Leslie Chapman-Henderson (Part One)
FLASH President and CEO
Since 1998, Leslie Chapman-Henderson has led the Federal Alliance for Safe Homes (FLASH)®, the nation’s leading consumer advocate for strengthening homes and safeguarding families from natural and manmade disasters. Leslie’s Hurricane Andrew story marks the beginning of the path that led to her becoming one of the most recognized leaders of the disaster safety movement.
I spent the week before Hurricane Andrew in 1992 focused on a lot of “firsts.” Our daughter, Audrey, was headed to the first grade. She was starting her first ballet class and, for the first time, I was part of a traveling catastrophe response team that would be called up should the swirling mass off the coast of Africa become a hurricane and make landfall in the Florida Peninsula.
I stitched straps onto Audrey’s first pair of ballet slippers as I watched nonstop Weather Channel. It wasn’t the fancy version we have today with my friend, Jim Cantore, on location in the eye of the storm before, during and after. It was blue screen with white lettering that only the geeks like me were following to figure out where our job would take us.
Back home, as we headed into the weekend, we collected our new gear. It was a colorful Little Mermaid backpack, Sesame Street lunch box and sharpened pencils for Audrey; and a brick-sized cell phone, clipboard and camera for me. Both of us packed up.
The thought of missing her first day of school started to gnaw at me as it became clear that Andrew wouldn’t veer away from land. It seemed likely that Florida wasn’t going to dodge the bullet as we had so many times before.

_PROBLEMS TO WORK ON_.
• a. Reproduce the Hurricane Andrew account between "Back home, as" and "many times before.", inclusive.
• b. In the Hurricane Andrew account, why was Leslie following the blue-screen Weather Channel broadcast?
Work only from the Hurricane Andrew account.

_RECORDS_.

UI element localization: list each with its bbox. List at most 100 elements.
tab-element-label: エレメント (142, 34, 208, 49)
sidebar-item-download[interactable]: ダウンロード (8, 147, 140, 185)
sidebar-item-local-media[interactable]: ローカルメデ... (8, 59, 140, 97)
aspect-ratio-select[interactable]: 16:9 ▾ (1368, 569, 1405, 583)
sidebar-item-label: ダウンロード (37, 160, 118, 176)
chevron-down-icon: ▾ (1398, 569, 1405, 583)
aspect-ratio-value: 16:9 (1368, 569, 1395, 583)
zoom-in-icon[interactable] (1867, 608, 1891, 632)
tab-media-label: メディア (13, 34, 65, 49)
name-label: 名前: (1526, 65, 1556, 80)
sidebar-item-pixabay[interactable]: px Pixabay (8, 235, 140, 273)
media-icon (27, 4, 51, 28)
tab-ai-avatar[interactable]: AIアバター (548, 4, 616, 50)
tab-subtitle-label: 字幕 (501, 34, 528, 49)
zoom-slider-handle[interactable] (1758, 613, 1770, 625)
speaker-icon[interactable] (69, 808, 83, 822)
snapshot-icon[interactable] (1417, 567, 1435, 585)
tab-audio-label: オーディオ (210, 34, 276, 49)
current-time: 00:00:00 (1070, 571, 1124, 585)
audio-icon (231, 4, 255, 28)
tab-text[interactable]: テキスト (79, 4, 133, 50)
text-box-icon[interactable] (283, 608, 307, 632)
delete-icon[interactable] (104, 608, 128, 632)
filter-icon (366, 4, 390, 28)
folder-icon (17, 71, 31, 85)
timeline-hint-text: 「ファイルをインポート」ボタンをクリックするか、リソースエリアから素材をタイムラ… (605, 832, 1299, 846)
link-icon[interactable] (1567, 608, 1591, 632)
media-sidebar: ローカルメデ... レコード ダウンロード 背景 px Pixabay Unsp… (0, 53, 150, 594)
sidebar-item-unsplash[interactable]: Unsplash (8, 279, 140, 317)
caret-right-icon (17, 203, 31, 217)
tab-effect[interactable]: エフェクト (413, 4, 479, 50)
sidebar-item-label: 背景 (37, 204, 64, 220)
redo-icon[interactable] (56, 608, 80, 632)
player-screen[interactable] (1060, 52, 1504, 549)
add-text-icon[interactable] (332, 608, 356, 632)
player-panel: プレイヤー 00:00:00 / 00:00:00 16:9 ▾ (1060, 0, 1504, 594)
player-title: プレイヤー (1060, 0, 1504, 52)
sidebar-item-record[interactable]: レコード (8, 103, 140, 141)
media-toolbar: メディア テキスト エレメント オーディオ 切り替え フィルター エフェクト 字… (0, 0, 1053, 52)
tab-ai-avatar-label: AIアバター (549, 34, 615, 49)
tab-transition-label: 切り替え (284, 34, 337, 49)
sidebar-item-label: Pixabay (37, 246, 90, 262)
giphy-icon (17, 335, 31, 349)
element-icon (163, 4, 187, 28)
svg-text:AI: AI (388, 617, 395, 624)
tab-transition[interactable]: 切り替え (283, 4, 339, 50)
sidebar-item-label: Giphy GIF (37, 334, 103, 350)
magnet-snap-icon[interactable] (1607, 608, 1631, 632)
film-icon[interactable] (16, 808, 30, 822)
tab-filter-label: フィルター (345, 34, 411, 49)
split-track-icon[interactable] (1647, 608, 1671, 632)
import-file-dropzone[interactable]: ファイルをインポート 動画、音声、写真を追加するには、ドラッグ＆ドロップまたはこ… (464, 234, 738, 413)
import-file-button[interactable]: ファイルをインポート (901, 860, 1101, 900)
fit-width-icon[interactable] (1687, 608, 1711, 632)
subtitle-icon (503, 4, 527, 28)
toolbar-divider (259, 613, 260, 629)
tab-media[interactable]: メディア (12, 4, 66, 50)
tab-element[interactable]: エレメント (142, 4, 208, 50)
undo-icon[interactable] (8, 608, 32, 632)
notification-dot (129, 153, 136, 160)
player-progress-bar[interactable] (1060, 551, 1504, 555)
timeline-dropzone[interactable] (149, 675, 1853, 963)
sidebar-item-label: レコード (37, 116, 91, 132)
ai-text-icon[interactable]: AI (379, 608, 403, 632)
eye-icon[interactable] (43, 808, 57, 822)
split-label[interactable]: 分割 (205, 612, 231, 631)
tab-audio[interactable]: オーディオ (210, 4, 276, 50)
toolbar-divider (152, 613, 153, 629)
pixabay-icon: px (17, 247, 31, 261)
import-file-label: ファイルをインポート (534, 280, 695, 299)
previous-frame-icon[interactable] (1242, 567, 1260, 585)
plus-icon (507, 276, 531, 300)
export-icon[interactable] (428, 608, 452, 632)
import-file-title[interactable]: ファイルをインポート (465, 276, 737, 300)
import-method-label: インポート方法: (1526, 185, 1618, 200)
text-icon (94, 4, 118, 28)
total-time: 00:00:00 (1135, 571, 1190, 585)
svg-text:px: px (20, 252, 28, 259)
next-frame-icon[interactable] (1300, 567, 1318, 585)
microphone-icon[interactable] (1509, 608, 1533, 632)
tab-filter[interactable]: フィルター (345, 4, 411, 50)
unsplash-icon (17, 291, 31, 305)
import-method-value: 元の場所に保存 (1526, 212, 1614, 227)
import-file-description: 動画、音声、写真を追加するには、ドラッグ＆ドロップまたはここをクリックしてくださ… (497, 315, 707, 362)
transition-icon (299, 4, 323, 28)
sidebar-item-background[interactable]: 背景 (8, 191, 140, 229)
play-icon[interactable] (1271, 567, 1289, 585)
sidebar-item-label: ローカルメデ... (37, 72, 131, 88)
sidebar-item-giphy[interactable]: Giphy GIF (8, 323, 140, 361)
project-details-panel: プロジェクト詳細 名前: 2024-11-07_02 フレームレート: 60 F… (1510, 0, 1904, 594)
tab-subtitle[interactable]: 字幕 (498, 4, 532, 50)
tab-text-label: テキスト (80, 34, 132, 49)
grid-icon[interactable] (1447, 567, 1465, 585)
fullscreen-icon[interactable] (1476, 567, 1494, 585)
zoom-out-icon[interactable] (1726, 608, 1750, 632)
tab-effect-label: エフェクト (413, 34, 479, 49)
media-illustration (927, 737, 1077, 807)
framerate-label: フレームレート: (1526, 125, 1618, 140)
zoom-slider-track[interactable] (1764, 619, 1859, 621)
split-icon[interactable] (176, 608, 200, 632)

_ANSWERS FOR THIS EXERCISE_.
• a.
Back home, as we headed into the weekend, we collected our new gear. It was a colorful Little Mermaid backpack, Sesame Street lunch box and sharpened pencils for Audrey; and a brick-sized cell phone, clipboard and camera for me. Both of us packed up.
The thought of missing her first day of school started to gnaw at me as it became clear that Andrew wouldn’t veer away from land. It seemed likely that Florida wasn’t going to dodge the bullet as we had so many times before.

• b. She was part of a traveling catastrophe response team that would be called up if the storm became a hurricane and made landfall in the Florida Peninsula. She watched to figure out where the job would take the team.